* The problem: Only the pictures stay out; every record is to be quoted exactly.

* Data shown:
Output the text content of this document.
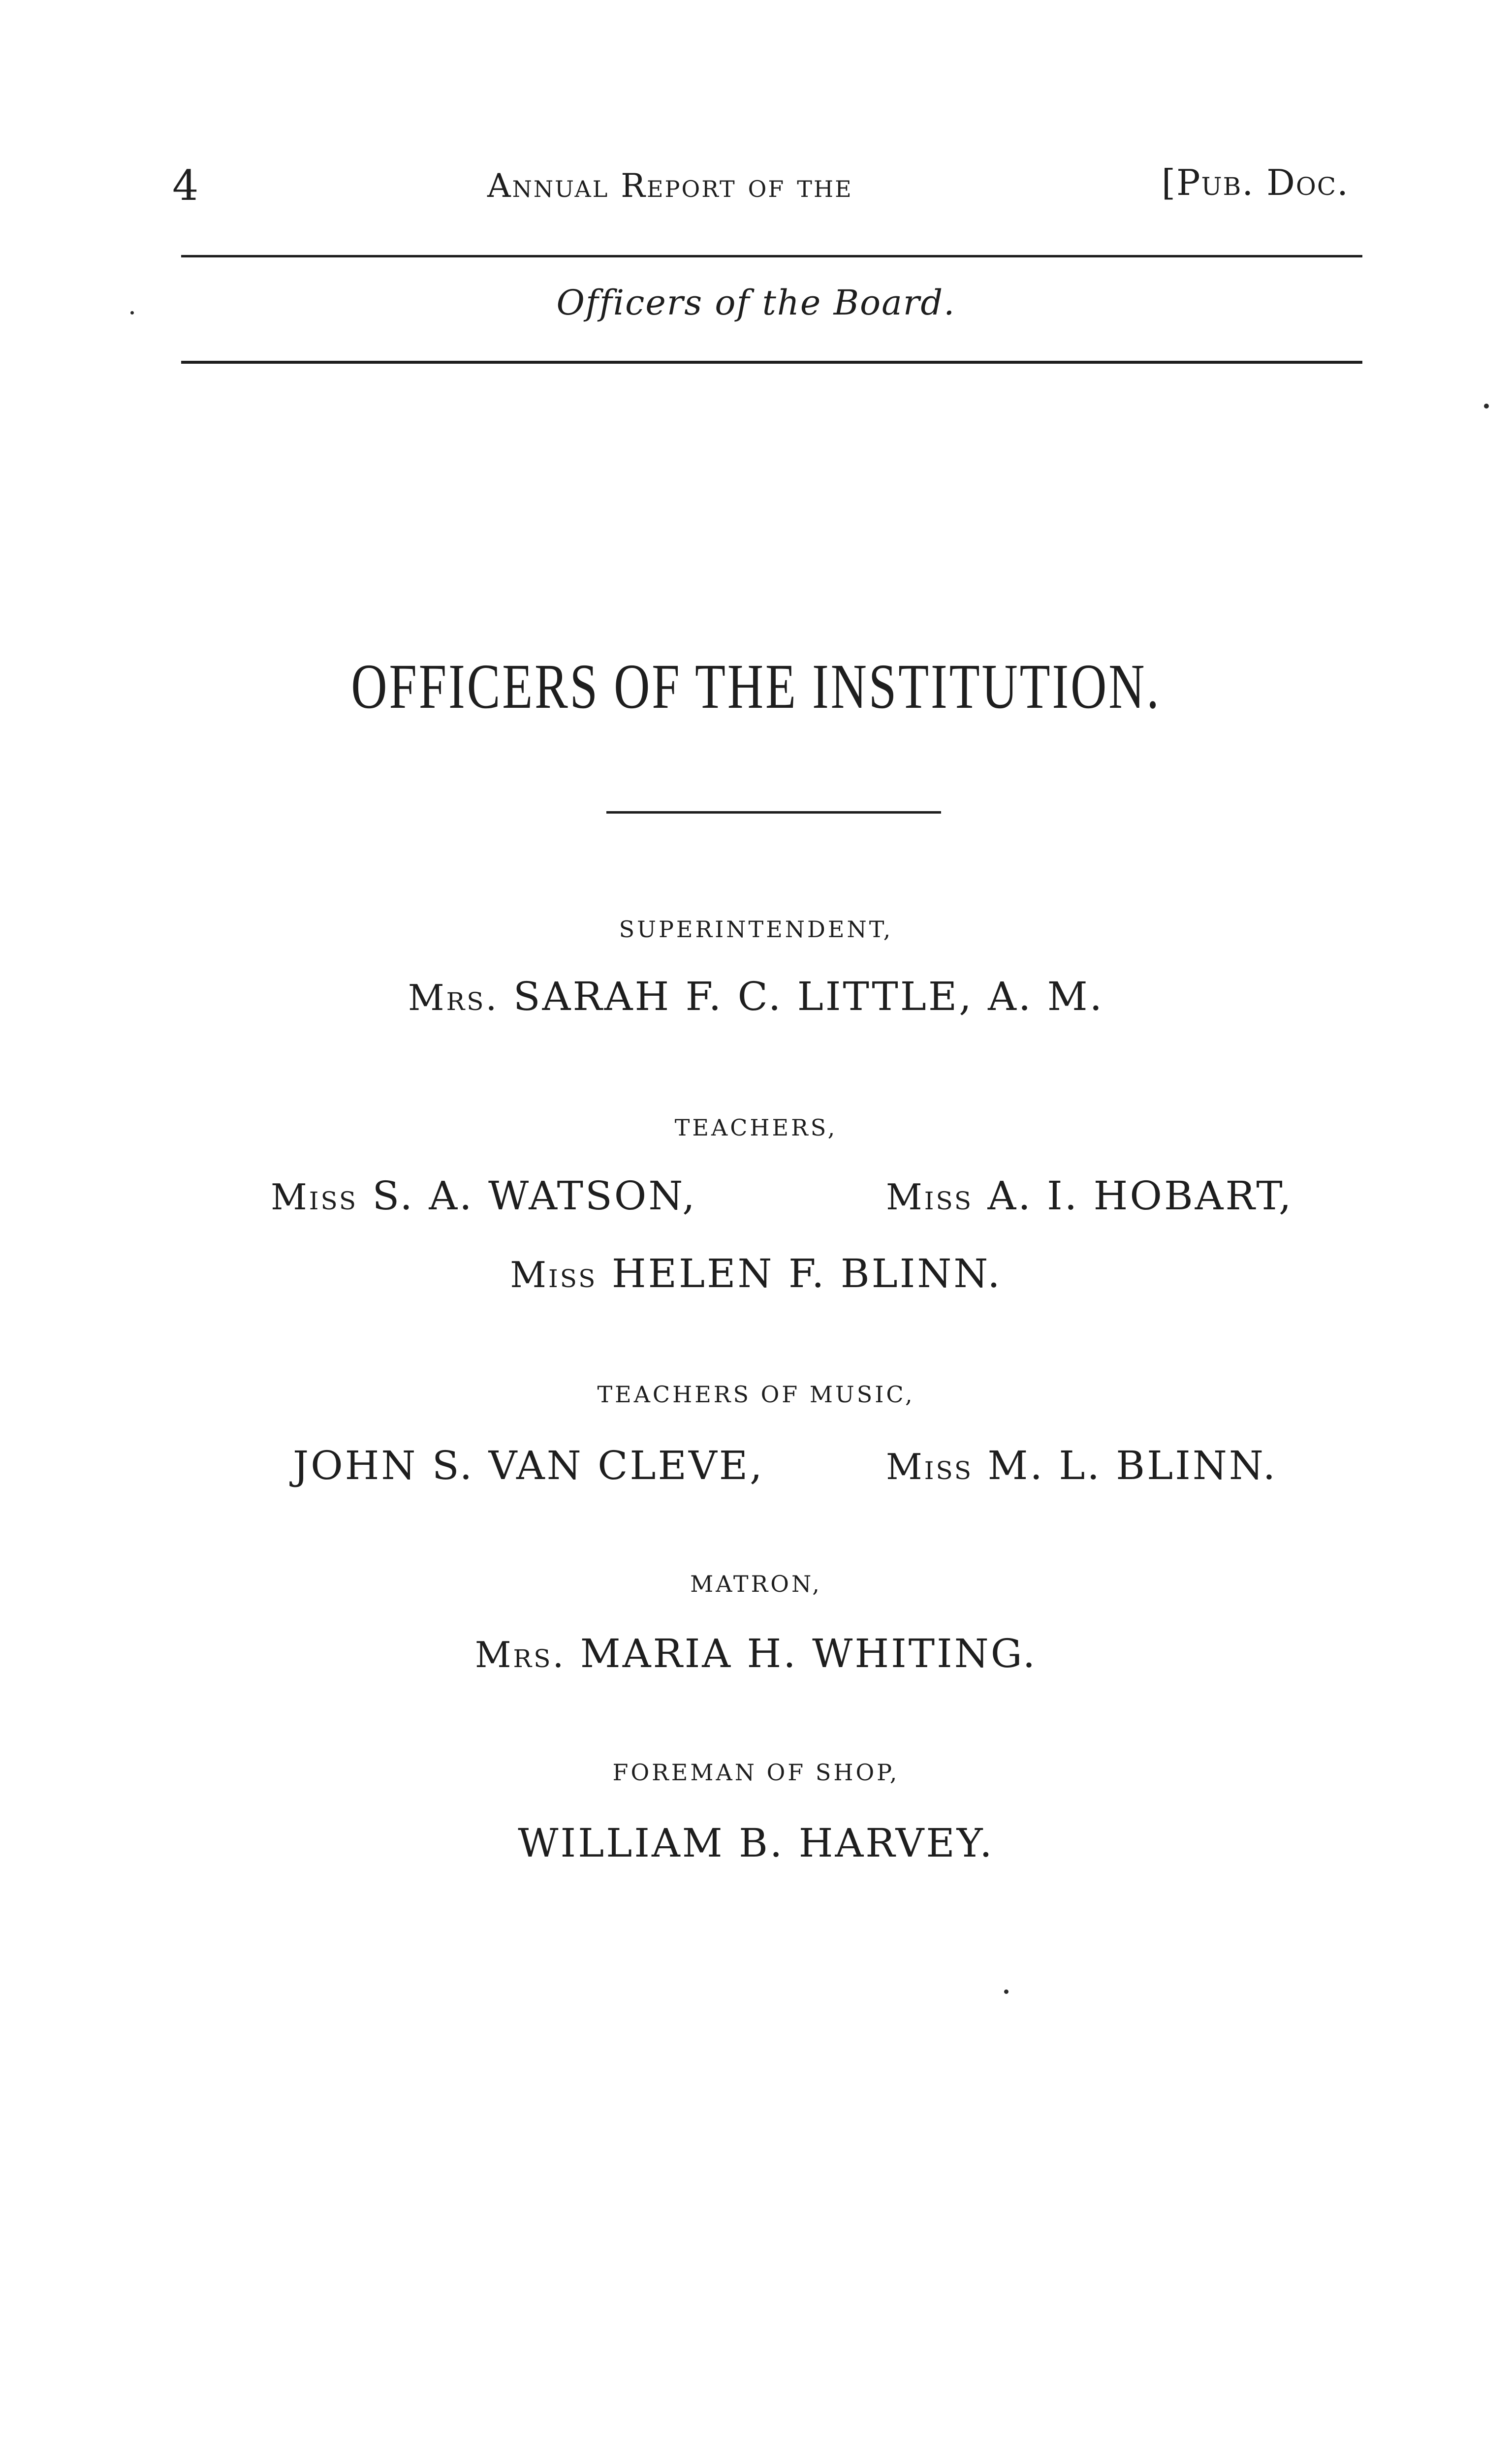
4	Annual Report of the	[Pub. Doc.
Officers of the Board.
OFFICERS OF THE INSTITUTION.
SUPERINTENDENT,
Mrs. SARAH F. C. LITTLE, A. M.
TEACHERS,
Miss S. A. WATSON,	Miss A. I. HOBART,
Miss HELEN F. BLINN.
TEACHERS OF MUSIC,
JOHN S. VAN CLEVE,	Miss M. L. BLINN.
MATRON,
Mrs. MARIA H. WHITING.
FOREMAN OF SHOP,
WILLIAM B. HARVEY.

* Result of this exercise:
Output the text content of this document.
4	Annual Report of the	[Pub. Doc.
Officers of the Board.
OFFICERS OF THE INSTITUTION.
SUPERINTENDENT,
Mrs. SARAH F. C. LITTLE, A. M.
TEACHERS,
Miss S. A. WATSON,	Miss A. I. HOBART,
Miss HELEN F. BLINN.
TEACHERS OF MUSIC,
JOHN S. VAN CLEVE,	Miss M. L. BLINN.
MATRON,
Mrs. MARIA H. WHITING.
FOREMAN OF SHOP,
WILLIAM B. HARVEY.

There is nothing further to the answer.